[start]

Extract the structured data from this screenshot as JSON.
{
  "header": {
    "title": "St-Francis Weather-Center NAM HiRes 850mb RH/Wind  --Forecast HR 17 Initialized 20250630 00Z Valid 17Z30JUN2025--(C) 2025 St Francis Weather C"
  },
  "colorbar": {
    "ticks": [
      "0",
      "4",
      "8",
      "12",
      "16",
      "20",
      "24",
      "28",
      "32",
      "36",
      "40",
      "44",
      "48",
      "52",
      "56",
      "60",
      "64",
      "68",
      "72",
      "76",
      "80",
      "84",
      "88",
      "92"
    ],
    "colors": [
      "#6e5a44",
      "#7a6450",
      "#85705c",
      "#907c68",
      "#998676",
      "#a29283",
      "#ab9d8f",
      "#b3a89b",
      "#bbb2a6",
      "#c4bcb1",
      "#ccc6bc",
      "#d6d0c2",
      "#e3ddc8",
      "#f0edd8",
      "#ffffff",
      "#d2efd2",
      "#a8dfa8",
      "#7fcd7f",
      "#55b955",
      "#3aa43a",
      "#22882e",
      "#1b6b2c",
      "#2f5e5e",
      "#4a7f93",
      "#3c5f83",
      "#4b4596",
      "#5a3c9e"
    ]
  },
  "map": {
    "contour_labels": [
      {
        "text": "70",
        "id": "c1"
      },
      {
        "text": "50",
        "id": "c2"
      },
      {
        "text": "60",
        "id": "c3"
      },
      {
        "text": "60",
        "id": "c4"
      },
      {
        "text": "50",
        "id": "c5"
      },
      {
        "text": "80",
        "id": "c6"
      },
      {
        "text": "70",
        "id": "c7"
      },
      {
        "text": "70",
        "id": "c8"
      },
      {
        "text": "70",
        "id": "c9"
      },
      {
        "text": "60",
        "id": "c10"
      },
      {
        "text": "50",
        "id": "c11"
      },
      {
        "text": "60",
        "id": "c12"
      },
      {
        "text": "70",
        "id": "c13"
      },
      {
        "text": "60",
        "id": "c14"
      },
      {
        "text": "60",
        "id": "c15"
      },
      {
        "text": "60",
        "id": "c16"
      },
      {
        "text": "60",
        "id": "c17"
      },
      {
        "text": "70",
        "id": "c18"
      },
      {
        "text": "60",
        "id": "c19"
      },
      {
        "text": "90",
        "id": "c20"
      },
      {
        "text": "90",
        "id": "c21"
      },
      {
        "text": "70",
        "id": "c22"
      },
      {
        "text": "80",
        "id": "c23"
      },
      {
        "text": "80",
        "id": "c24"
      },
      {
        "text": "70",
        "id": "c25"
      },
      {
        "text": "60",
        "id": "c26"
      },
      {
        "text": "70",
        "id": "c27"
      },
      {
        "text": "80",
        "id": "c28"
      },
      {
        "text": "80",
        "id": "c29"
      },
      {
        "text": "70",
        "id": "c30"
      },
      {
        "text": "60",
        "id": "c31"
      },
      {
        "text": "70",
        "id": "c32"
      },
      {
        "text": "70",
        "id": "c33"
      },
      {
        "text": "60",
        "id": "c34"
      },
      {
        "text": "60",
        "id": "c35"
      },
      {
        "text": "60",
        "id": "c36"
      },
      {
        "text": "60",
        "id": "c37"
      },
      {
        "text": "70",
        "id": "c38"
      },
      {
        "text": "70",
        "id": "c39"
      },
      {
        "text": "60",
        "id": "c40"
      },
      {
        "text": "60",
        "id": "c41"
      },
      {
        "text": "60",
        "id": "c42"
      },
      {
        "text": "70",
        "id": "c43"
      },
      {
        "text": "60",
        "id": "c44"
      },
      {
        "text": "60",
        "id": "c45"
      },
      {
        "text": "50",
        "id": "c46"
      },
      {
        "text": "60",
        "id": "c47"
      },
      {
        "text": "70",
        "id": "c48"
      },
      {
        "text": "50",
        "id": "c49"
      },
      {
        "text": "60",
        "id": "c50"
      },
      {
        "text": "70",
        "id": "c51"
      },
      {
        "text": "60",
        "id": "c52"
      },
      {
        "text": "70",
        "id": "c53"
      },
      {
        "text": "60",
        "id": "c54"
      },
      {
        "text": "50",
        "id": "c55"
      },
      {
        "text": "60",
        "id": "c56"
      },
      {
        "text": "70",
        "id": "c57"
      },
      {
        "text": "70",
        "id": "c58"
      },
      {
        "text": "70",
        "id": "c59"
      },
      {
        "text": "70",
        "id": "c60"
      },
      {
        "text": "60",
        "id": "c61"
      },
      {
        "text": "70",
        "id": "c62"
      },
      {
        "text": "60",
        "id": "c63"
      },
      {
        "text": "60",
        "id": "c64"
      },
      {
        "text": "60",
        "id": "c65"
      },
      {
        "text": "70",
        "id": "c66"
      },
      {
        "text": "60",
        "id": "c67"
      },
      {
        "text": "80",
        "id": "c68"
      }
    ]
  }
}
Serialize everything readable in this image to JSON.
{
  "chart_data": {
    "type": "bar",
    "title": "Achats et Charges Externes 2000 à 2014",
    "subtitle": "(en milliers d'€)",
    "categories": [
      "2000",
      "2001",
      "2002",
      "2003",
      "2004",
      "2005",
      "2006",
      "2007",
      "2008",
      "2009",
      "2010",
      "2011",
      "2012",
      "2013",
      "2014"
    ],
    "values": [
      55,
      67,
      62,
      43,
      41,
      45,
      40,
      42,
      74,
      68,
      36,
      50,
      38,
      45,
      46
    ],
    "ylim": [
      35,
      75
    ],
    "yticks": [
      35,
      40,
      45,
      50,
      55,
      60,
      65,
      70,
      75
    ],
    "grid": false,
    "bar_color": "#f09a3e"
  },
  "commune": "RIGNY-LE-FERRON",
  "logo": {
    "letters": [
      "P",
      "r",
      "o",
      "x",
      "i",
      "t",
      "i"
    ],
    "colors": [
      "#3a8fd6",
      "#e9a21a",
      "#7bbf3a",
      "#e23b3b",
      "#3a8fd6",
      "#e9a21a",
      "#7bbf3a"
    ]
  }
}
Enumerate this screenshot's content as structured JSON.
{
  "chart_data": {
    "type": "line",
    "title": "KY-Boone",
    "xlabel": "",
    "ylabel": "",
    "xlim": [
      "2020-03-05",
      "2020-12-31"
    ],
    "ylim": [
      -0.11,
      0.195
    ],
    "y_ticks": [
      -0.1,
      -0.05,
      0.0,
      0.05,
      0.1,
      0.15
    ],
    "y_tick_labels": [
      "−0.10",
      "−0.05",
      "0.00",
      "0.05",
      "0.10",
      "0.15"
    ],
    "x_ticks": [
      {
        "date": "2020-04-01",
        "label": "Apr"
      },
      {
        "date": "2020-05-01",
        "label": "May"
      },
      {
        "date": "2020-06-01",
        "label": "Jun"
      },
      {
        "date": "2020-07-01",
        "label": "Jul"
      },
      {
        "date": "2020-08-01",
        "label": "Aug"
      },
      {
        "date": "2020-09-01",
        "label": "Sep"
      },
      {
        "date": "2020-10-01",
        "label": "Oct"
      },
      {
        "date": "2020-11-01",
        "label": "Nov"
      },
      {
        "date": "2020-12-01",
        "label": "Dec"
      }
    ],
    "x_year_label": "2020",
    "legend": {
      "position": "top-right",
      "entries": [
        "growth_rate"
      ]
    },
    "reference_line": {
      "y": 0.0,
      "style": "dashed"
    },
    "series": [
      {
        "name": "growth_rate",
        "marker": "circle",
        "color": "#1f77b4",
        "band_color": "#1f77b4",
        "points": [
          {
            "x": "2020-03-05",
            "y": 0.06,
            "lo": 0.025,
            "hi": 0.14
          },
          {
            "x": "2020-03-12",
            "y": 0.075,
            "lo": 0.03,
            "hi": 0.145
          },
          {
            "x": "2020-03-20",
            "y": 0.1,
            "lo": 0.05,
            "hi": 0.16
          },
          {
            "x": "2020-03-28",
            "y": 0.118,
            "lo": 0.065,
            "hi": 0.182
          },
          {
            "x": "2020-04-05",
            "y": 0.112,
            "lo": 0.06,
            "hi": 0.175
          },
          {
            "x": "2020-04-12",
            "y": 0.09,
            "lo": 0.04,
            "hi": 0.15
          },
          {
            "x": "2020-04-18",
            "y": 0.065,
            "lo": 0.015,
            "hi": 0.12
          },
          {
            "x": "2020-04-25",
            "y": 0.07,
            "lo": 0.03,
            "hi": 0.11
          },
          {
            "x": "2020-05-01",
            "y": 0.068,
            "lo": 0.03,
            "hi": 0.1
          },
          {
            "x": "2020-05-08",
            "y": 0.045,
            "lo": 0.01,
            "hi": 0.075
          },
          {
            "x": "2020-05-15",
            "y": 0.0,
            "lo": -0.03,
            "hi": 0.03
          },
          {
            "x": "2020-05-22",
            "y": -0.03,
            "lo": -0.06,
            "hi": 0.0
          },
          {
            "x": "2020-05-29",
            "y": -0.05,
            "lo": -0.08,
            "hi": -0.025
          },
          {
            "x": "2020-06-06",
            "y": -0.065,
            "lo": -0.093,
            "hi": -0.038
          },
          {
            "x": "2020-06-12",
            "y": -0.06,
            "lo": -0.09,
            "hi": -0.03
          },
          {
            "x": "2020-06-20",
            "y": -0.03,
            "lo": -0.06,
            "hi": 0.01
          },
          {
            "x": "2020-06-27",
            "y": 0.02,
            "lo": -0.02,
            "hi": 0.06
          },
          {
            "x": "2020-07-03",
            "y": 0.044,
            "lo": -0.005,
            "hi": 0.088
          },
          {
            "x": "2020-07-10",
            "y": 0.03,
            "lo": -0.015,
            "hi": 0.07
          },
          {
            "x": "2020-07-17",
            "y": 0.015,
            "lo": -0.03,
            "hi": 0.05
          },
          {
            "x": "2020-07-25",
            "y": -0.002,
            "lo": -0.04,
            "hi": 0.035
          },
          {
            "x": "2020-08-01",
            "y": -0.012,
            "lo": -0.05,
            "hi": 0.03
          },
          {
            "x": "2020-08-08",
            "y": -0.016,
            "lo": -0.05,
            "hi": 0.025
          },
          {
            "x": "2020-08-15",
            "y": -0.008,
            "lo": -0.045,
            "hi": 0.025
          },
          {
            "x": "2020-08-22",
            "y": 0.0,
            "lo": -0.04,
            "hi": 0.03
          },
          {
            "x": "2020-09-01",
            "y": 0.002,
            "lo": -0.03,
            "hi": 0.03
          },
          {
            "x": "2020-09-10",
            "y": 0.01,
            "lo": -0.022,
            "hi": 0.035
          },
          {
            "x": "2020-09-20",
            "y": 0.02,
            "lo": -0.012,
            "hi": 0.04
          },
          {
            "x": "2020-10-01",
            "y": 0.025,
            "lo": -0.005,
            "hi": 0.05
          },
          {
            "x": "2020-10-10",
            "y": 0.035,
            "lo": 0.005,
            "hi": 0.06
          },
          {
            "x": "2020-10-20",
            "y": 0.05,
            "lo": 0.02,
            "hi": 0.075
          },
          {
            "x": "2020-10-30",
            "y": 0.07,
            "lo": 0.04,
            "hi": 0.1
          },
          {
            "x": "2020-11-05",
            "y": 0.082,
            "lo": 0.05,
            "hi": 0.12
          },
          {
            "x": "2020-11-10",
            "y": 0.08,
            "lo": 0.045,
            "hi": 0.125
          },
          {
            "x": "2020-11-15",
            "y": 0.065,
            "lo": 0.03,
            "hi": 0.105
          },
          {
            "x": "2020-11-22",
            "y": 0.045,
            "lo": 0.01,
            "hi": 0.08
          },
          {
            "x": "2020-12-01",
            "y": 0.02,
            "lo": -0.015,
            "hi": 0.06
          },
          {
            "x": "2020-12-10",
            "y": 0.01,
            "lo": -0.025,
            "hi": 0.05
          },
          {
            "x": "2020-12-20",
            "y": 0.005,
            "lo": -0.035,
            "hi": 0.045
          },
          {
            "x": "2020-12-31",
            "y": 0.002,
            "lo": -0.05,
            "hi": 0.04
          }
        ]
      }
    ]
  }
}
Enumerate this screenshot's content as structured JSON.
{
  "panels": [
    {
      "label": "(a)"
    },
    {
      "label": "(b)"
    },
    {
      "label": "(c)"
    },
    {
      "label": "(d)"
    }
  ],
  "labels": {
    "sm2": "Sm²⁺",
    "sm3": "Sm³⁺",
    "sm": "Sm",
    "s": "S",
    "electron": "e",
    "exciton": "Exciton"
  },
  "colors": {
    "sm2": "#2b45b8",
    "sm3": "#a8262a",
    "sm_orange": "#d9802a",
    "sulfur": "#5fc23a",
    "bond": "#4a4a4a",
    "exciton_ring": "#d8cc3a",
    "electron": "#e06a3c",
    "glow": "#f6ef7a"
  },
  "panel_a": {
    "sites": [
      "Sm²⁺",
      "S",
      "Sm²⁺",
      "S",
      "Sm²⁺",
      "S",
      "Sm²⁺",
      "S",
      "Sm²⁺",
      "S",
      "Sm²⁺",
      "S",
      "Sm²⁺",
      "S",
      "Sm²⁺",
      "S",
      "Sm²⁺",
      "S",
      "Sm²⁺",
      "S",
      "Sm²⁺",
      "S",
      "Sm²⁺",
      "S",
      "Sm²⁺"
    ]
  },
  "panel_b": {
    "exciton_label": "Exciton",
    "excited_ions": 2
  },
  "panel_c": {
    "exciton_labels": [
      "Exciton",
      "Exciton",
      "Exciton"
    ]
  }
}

[end]

Identify the lines in the entries above that contain "this", then copy them out.

# The response
Extract the structured data from this screenshot as JSON.
Serialize everything readable in this image to JSON.
Enumerate this screenshot's content as structured JSON.
Enumerate this screenshot's content as structured JSON.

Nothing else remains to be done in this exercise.